■ SUPPLIED DATA
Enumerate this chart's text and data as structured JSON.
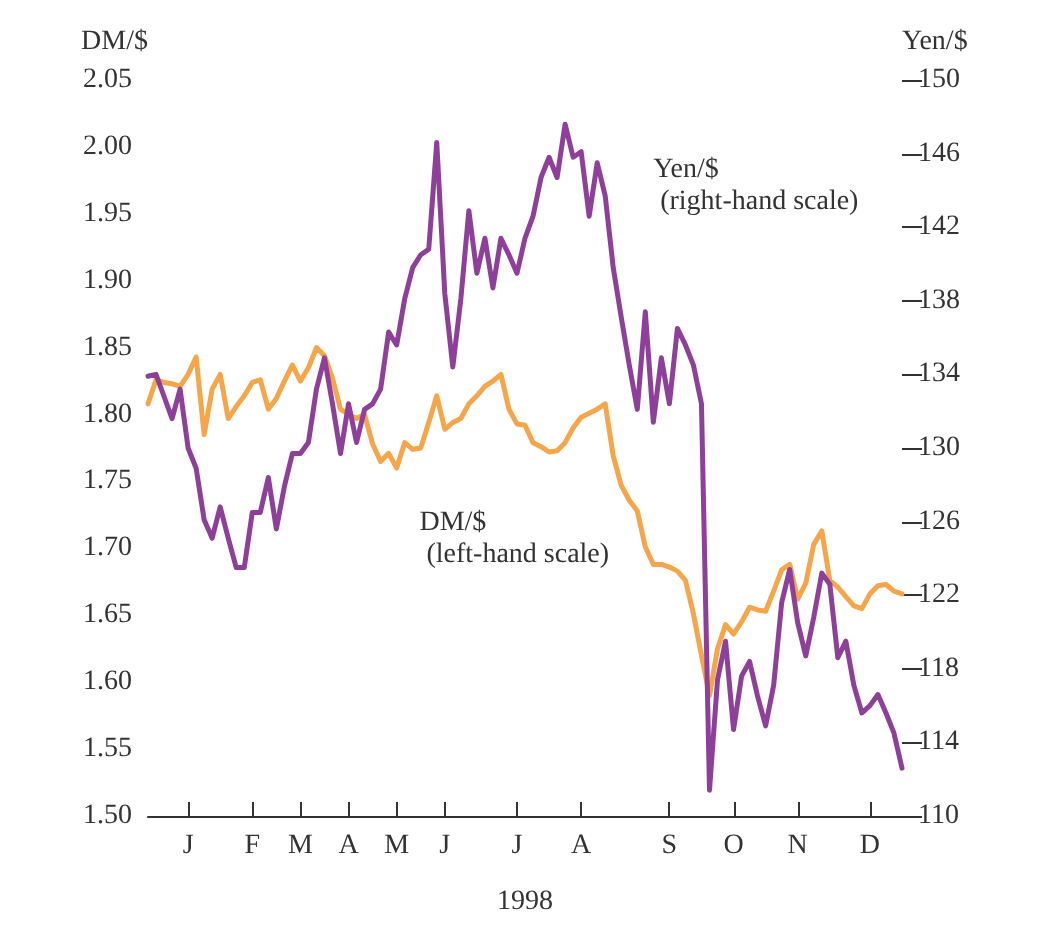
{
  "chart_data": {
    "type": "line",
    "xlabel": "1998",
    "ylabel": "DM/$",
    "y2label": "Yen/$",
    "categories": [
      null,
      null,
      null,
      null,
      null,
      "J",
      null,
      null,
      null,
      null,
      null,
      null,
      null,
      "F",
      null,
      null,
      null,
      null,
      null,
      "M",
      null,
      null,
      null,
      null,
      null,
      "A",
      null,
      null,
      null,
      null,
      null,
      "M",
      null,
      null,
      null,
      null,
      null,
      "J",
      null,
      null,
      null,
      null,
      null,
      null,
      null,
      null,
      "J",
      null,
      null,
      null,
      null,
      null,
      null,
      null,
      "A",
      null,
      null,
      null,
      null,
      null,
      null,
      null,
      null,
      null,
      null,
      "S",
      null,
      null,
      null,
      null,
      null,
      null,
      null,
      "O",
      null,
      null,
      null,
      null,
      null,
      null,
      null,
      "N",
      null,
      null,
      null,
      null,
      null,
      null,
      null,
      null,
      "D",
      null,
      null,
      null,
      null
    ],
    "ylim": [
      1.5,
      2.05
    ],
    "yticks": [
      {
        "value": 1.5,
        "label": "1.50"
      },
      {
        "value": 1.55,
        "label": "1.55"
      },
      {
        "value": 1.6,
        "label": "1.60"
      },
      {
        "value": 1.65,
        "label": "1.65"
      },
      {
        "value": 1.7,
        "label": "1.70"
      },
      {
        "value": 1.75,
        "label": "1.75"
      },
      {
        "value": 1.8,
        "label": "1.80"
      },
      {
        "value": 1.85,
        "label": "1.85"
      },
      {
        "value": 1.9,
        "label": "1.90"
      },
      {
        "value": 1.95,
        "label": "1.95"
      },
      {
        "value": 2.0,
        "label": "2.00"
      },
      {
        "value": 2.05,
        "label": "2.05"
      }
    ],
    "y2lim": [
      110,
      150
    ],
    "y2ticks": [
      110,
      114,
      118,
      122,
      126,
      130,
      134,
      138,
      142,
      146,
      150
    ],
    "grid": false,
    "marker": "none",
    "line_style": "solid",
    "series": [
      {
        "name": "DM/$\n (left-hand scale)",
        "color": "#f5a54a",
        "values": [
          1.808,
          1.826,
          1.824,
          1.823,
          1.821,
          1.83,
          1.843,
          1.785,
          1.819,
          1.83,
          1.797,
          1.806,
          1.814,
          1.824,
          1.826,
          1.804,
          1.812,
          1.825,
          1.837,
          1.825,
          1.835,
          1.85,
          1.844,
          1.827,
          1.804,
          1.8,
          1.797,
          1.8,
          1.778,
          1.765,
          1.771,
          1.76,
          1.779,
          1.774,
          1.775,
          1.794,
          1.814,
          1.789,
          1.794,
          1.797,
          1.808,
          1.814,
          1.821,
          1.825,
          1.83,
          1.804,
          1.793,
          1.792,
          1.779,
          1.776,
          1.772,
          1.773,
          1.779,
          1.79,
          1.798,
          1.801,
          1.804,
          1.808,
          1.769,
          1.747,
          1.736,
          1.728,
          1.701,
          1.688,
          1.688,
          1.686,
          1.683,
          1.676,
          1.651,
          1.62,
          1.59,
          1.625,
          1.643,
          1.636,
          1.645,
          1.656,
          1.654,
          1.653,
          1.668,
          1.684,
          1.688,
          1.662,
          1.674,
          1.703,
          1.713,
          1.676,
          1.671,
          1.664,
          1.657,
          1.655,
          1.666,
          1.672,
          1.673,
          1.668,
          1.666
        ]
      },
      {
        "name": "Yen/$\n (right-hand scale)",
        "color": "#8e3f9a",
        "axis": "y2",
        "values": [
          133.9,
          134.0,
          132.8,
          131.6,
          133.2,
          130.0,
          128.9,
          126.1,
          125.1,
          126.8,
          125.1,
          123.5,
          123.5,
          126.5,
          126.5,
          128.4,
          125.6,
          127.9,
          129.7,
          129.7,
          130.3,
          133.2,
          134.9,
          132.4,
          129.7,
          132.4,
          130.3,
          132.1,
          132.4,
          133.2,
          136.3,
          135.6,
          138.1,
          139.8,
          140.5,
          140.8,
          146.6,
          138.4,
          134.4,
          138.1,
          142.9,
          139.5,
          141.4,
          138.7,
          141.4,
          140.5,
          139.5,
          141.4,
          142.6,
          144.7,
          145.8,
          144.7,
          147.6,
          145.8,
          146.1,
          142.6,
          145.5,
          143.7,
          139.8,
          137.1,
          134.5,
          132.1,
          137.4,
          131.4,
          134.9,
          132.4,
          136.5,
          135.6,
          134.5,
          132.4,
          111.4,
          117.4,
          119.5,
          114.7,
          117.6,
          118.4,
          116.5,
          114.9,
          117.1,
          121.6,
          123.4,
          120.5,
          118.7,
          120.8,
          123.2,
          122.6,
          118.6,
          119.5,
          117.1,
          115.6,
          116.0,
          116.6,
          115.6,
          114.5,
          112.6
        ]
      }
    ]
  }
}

■ EXERCISE OBJECTIVE
Omit the pictures and output all of the other material exactly.

■ COMPLETE OUTPUT
Enumerate this chart's text and data as structured JSON.
{
  "chart_data": {
    "type": "line",
    "xlabel": "1998",
    "ylabel": "DM/$",
    "y2label": "Yen/$",
    "categories": [
      null,
      null,
      null,
      null,
      null,
      "J",
      null,
      null,
      null,
      null,
      null,
      null,
      null,
      "F",
      null,
      null,
      null,
      null,
      null,
      "M",
      null,
      null,
      null,
      null,
      null,
      "A",
      null,
      null,
      null,
      null,
      null,
      "M",
      null,
      null,
      null,
      null,
      null,
      "J",
      null,
      null,
      null,
      null,
      null,
      null,
      null,
      null,
      "J",
      null,
      null,
      null,
      null,
      null,
      null,
      null,
      "A",
      null,
      null,
      null,
      null,
      null,
      null,
      null,
      null,
      null,
      null,
      "S",
      null,
      null,
      null,
      null,
      null,
      null,
      null,
      "O",
      null,
      null,
      null,
      null,
      null,
      null,
      null,
      "N",
      null,
      null,
      null,
      null,
      null,
      null,
      null,
      null,
      "D",
      null,
      null,
      null,
      null
    ],
    "ylim": [
      1.5,
      2.05
    ],
    "yticks": [
      {
        "value": 1.5,
        "label": "1.50"
      },
      {
        "value": 1.55,
        "label": "1.55"
      },
      {
        "value": 1.6,
        "label": "1.60"
      },
      {
        "value": 1.65,
        "label": "1.65"
      },
      {
        "value": 1.7,
        "label": "1.70"
      },
      {
        "value": 1.75,
        "label": "1.75"
      },
      {
        "value": 1.8,
        "label": "1.80"
      },
      {
        "value": 1.85,
        "label": "1.85"
      },
      {
        "value": 1.9,
        "label": "1.90"
      },
      {
        "value": 1.95,
        "label": "1.95"
      },
      {
        "value": 2.0,
        "label": "2.00"
      },
      {
        "value": 2.05,
        "label": "2.05"
      }
    ],
    "y2lim": [
      110,
      150
    ],
    "y2ticks": [
      110,
      114,
      118,
      122,
      126,
      130,
      134,
      138,
      142,
      146,
      150
    ],
    "grid": false,
    "marker": "none",
    "line_style": "solid",
    "series": [
      {
        "name": "DM/$\n (left-hand scale)",
        "color": "#f5a54a",
        "values": [
          1.808,
          1.826,
          1.824,
          1.823,
          1.821,
          1.83,
          1.843,
          1.785,
          1.819,
          1.83,
          1.797,
          1.806,
          1.814,
          1.824,
          1.826,
          1.804,
          1.812,
          1.825,
          1.837,
          1.825,
          1.835,
          1.85,
          1.844,
          1.827,
          1.804,
          1.8,
          1.797,
          1.8,
          1.778,
          1.765,
          1.771,
          1.76,
          1.779,
          1.774,
          1.775,
          1.794,
          1.814,
          1.789,
          1.794,
          1.797,
          1.808,
          1.814,
          1.821,
          1.825,
          1.83,
          1.804,
          1.793,
          1.792,
          1.779,
          1.776,
          1.772,
          1.773,
          1.779,
          1.79,
          1.798,
          1.801,
          1.804,
          1.808,
          1.769,
          1.747,
          1.736,
          1.728,
          1.701,
          1.688,
          1.688,
          1.686,
          1.683,
          1.676,
          1.651,
          1.62,
          1.59,
          1.625,
          1.643,
          1.636,
          1.645,
          1.656,
          1.654,
          1.653,
          1.668,
          1.684,
          1.688,
          1.662,
          1.674,
          1.703,
          1.713,
          1.676,
          1.671,
          1.664,
          1.657,
          1.655,
          1.666,
          1.672,
          1.673,
          1.668,
          1.666
        ]
      },
      {
        "name": "Yen/$\n (right-hand scale)",
        "color": "#8e3f9a",
        "axis": "y2",
        "values": [
          133.9,
          134.0,
          132.8,
          131.6,
          133.2,
          130.0,
          128.9,
          126.1,
          125.1,
          126.8,
          125.1,
          123.5,
          123.5,
          126.5,
          126.5,
          128.4,
          125.6,
          127.9,
          129.7,
          129.7,
          130.3,
          133.2,
          134.9,
          132.4,
          129.7,
          132.4,
          130.3,
          132.1,
          132.4,
          133.2,
          136.3,
          135.6,
          138.1,
          139.8,
          140.5,
          140.8,
          146.6,
          138.4,
          134.4,
          138.1,
          142.9,
          139.5,
          141.4,
          138.7,
          141.4,
          140.5,
          139.5,
          141.4,
          142.6,
          144.7,
          145.8,
          144.7,
          147.6,
          145.8,
          146.1,
          142.6,
          145.5,
          143.7,
          139.8,
          137.1,
          134.5,
          132.1,
          137.4,
          131.4,
          134.9,
          132.4,
          136.5,
          135.6,
          134.5,
          132.4,
          111.4,
          117.4,
          119.5,
          114.7,
          117.6,
          118.4,
          116.5,
          114.9,
          117.1,
          121.6,
          123.4,
          120.5,
          118.7,
          120.8,
          123.2,
          122.6,
          118.6,
          119.5,
          117.1,
          115.6,
          116.0,
          116.6,
          115.6,
          114.5,
          112.6
        ]
      }
    ]
  }
}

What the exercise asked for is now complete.